··· Input material ···
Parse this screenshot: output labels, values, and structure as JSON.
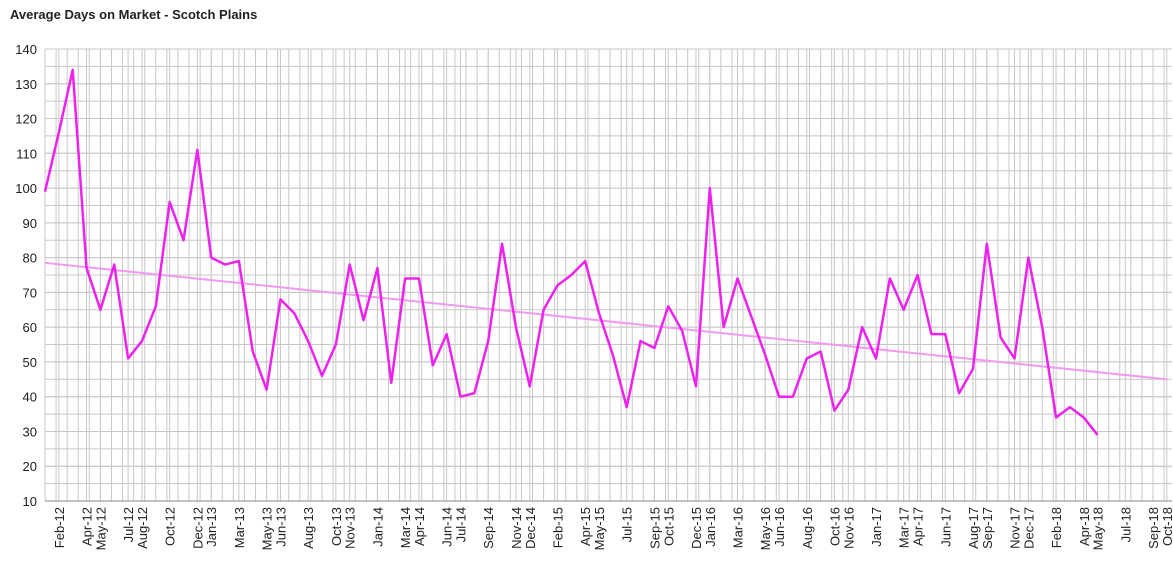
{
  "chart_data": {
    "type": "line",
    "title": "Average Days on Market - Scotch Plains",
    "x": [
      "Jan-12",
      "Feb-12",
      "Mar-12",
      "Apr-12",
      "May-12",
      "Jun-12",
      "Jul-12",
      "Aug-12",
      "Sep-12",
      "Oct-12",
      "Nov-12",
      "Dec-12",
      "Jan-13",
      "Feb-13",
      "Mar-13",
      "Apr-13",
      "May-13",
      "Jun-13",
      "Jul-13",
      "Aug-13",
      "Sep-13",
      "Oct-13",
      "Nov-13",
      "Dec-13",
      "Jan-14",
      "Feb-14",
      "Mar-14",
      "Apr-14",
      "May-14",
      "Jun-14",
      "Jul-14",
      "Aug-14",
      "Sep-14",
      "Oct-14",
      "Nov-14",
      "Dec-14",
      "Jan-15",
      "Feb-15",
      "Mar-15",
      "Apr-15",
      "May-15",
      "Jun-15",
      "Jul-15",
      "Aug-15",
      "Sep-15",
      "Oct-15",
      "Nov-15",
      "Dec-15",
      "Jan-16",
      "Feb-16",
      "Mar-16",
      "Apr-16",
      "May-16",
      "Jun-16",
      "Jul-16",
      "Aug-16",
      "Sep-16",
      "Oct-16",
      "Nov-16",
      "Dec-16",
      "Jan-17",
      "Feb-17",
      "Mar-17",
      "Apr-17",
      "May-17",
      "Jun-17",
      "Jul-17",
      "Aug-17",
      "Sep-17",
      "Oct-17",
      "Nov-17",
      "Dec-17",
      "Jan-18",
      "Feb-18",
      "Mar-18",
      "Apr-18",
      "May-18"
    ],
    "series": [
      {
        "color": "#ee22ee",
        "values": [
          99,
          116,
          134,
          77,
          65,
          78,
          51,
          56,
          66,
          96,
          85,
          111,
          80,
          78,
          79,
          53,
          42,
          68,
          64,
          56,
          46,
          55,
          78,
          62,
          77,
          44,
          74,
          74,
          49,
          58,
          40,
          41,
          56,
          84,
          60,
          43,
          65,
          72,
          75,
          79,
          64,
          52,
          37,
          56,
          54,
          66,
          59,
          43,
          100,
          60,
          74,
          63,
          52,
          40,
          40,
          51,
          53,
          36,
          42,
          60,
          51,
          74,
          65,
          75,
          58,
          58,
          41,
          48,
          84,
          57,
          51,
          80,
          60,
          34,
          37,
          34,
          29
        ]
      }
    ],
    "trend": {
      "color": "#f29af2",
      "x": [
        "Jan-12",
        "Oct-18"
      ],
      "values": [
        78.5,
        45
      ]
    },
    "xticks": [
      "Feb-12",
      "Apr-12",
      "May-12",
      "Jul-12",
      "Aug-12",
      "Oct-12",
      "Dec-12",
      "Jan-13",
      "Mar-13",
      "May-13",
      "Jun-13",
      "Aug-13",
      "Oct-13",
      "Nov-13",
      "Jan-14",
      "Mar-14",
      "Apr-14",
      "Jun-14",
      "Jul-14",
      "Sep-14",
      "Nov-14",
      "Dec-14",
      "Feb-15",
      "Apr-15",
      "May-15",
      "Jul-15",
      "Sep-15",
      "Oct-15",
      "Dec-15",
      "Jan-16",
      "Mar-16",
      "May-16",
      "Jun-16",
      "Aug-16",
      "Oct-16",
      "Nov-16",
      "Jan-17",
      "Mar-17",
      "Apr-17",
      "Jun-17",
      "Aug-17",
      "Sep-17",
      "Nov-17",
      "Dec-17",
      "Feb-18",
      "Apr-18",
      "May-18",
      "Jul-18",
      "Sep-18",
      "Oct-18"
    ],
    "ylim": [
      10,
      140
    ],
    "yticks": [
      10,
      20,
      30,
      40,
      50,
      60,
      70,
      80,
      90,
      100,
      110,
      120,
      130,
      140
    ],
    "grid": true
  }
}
···
#### What you are asked to do
Leave the pictures out and reproduce all of the records exactly.

#### Task output
Parse this screenshot: output labels, values, and structure as JSON.
{
  "chart_data": {
    "type": "line",
    "title": "Average Days on Market - Scotch Plains",
    "x": [
      "Jan-12",
      "Feb-12",
      "Mar-12",
      "Apr-12",
      "May-12",
      "Jun-12",
      "Jul-12",
      "Aug-12",
      "Sep-12",
      "Oct-12",
      "Nov-12",
      "Dec-12",
      "Jan-13",
      "Feb-13",
      "Mar-13",
      "Apr-13",
      "May-13",
      "Jun-13",
      "Jul-13",
      "Aug-13",
      "Sep-13",
      "Oct-13",
      "Nov-13",
      "Dec-13",
      "Jan-14",
      "Feb-14",
      "Mar-14",
      "Apr-14",
      "May-14",
      "Jun-14",
      "Jul-14",
      "Aug-14",
      "Sep-14",
      "Oct-14",
      "Nov-14",
      "Dec-14",
      "Jan-15",
      "Feb-15",
      "Mar-15",
      "Apr-15",
      "May-15",
      "Jun-15",
      "Jul-15",
      "Aug-15",
      "Sep-15",
      "Oct-15",
      "Nov-15",
      "Dec-15",
      "Jan-16",
      "Feb-16",
      "Mar-16",
      "Apr-16",
      "May-16",
      "Jun-16",
      "Jul-16",
      "Aug-16",
      "Sep-16",
      "Oct-16",
      "Nov-16",
      "Dec-16",
      "Jan-17",
      "Feb-17",
      "Mar-17",
      "Apr-17",
      "May-17",
      "Jun-17",
      "Jul-17",
      "Aug-17",
      "Sep-17",
      "Oct-17",
      "Nov-17",
      "Dec-17",
      "Jan-18",
      "Feb-18",
      "Mar-18",
      "Apr-18",
      "May-18"
    ],
    "series": [
      {
        "color": "#ee22ee",
        "values": [
          99,
          116,
          134,
          77,
          65,
          78,
          51,
          56,
          66,
          96,
          85,
          111,
          80,
          78,
          79,
          53,
          42,
          68,
          64,
          56,
          46,
          55,
          78,
          62,
          77,
          44,
          74,
          74,
          49,
          58,
          40,
          41,
          56,
          84,
          60,
          43,
          65,
          72,
          75,
          79,
          64,
          52,
          37,
          56,
          54,
          66,
          59,
          43,
          100,
          60,
          74,
          63,
          52,
          40,
          40,
          51,
          53,
          36,
          42,
          60,
          51,
          74,
          65,
          75,
          58,
          58,
          41,
          48,
          84,
          57,
          51,
          80,
          60,
          34,
          37,
          34,
          29
        ]
      }
    ],
    "trend": {
      "color": "#f29af2",
      "x": [
        "Jan-12",
        "Oct-18"
      ],
      "values": [
        78.5,
        45
      ]
    },
    "xticks": [
      "Feb-12",
      "Apr-12",
      "May-12",
      "Jul-12",
      "Aug-12",
      "Oct-12",
      "Dec-12",
      "Jan-13",
      "Mar-13",
      "May-13",
      "Jun-13",
      "Aug-13",
      "Oct-13",
      "Nov-13",
      "Jan-14",
      "Mar-14",
      "Apr-14",
      "Jun-14",
      "Jul-14",
      "Sep-14",
      "Nov-14",
      "Dec-14",
      "Feb-15",
      "Apr-15",
      "May-15",
      "Jul-15",
      "Sep-15",
      "Oct-15",
      "Dec-15",
      "Jan-16",
      "Mar-16",
      "May-16",
      "Jun-16",
      "Aug-16",
      "Oct-16",
      "Nov-16",
      "Jan-17",
      "Mar-17",
      "Apr-17",
      "Jun-17",
      "Aug-17",
      "Sep-17",
      "Nov-17",
      "Dec-17",
      "Feb-18",
      "Apr-18",
      "May-18",
      "Jul-18",
      "Sep-18",
      "Oct-18"
    ],
    "ylim": [
      10,
      140
    ],
    "yticks": [
      10,
      20,
      30,
      40,
      50,
      60,
      70,
      80,
      90,
      100,
      110,
      120,
      130,
      140
    ],
    "grid": true
  }
}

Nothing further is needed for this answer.